Extracted records
-- -- --

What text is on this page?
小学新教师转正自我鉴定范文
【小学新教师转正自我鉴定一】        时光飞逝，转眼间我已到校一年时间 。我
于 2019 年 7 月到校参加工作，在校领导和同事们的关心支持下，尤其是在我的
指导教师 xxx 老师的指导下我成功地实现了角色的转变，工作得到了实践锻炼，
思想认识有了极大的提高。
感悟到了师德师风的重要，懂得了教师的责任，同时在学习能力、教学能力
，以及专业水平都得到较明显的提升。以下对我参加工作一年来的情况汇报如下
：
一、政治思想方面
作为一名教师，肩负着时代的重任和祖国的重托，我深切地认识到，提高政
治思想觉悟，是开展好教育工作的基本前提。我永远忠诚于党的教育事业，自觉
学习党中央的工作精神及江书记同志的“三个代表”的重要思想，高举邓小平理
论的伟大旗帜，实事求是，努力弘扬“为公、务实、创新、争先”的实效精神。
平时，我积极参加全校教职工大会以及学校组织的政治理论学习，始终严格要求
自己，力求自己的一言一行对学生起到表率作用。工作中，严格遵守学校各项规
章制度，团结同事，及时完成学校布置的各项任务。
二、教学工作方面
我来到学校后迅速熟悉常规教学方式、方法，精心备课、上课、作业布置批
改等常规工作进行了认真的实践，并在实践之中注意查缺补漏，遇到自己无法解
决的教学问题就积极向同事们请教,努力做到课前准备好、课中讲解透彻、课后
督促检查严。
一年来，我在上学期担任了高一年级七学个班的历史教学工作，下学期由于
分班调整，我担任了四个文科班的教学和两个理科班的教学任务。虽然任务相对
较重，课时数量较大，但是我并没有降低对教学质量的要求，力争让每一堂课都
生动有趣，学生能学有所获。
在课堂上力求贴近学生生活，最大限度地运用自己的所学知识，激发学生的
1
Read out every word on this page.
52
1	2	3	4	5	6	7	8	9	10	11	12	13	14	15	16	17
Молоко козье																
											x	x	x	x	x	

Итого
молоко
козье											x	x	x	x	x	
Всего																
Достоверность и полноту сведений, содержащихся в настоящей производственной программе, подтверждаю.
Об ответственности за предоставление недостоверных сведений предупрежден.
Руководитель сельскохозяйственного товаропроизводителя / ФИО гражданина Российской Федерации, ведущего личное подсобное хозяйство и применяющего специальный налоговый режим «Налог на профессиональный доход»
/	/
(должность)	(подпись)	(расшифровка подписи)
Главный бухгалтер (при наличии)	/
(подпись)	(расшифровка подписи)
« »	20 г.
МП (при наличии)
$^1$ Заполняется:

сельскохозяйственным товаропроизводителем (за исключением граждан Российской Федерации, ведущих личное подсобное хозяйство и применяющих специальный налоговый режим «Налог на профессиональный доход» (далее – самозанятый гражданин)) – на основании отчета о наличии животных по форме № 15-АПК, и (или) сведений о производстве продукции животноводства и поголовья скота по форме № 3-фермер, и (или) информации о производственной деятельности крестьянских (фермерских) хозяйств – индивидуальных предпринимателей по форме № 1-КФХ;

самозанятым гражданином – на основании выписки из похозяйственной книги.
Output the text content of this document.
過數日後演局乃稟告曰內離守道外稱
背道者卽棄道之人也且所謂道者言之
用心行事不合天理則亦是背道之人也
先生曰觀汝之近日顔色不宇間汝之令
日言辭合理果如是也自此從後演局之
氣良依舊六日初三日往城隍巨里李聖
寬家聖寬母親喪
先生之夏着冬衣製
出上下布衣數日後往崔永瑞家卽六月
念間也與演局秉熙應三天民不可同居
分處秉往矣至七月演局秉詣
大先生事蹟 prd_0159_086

-- -- --

• **WHAT TO DO**
Please reproduce each record precisely as written.

• **SOLUTION**
What text is on this page?
小学新教师转正自我鉴定范文
【小学新教师转正自我鉴定一】        时光飞逝，转眼间我已到校一年时间 。我
于 2019 年 7 月到校参加工作，在校领导和同事们的关心支持下，尤其是在我的
指导教师 xxx 老师的指导下我成功地实现了角色的转变，工作得到了实践锻炼，
思想认识有了极大的提高。
感悟到了师德师风的重要，懂得了教师的责任，同时在学习能力、教学能力
，以及专业水平都得到较明显的提升。以下对我参加工作一年来的情况汇报如下
：
一、政治思想方面
作为一名教师，肩负着时代的重任和祖国的重托，我深切地认识到，提高政
治思想觉悟，是开展好教育工作的基本前提。我永远忠诚于党的教育事业，自觉
学习党中央的工作精神及江书记同志的“三个代表”的重要思想，高举邓小平理
论的伟大旗帜，实事求是，努力弘扬“为公、务实、创新、争先”的实效精神。
平时，我积极参加全校教职工大会以及学校组织的政治理论学习，始终严格要求
自己，力求自己的一言一行对学生起到表率作用。工作中，严格遵守学校各项规
章制度，团结同事，及时完成学校布置的各项任务。
二、教学工作方面
我来到学校后迅速熟悉常规教学方式、方法，精心备课、上课、作业布置批
改等常规工作进行了认真的实践，并在实践之中注意查缺补漏，遇到自己无法解
决的教学问题就积极向同事们请教,努力做到课前准备好、课中讲解透彻、课后
督促检查严。
一年来，我在上学期担任了高一年级七学个班的历史教学工作，下学期由于
分班调整，我担任了四个文科班的教学和两个理科班的教学任务。虽然任务相对
较重，课时数量较大，但是我并没有降低对教学质量的要求，力争让每一堂课都
生动有趣，学生能学有所获。
在课堂上力求贴近学生生活，最大限度地运用自己的所学知识，激发学生的
1
Read out every word on this page.
52
1	2	3	4	5	6	7	8	9	10	11	12	13	14	15	16	17
Молоко козье																
											x	x	x	x	x	

Итого
молоко
козье											x	x	x	x	x	
Всего																
Достоверность и полноту сведений, содержащихся в настоящей производственной программе, подтверждаю.
Об ответственности за предоставление недостоверных сведений предупрежден.
Руководитель сельскохозяйственного товаропроизводителя / ФИО гражданина Российской Федерации, ведущего личное подсобное хозяйство и применяющего специальный налоговый режим «Налог на профессиональный доход»
/	/
(должность)	(подпись)	(расшифровка подписи)
Главный бухгалтер (при наличии)	/
(подпись)	(расшифровка подписи)
« »	20 г.
МП (при наличии)
$^1$ Заполняется:

сельскохозяйственным товаропроизводителем (за исключением граждан Российской Федерации, ведущих личное подсобное хозяйство и применяющих специальный налоговый режим «Налог на профессиональный доход» (далее – самозанятый гражданин)) – на основании отчета о наличии животных по форме № 15-АПК, и (или) сведений о производстве продукции животноводства и поголовья скота по форме № 3-фермер, и (или) информации о производственной деятельности крестьянских (фермерских) хозяйств – индивидуальных предпринимателей по форме № 1-КФХ;

самозанятым гражданином – на основании выписки из похозяйственной книги.
Output the text content of this document.
過數日後演局乃稟告曰內離守道外稱
背道者卽棄道之人也且所謂道者言之
用心行事不合天理則亦是背道之人也
先生曰觀汝之近日顔色不宇間汝之令
日言辭合理果如是也自此從後演局之
氣良依舊六日初三日往城隍巨里李聖
寬家聖寬母親喪
先生之夏着冬衣製
出上下布衣數日後往崔永瑞家卽六月
念間也與演局秉熙應三天民不可同居
分處秉往矣至七月演局秉詣
大先生事蹟 prd_0159_086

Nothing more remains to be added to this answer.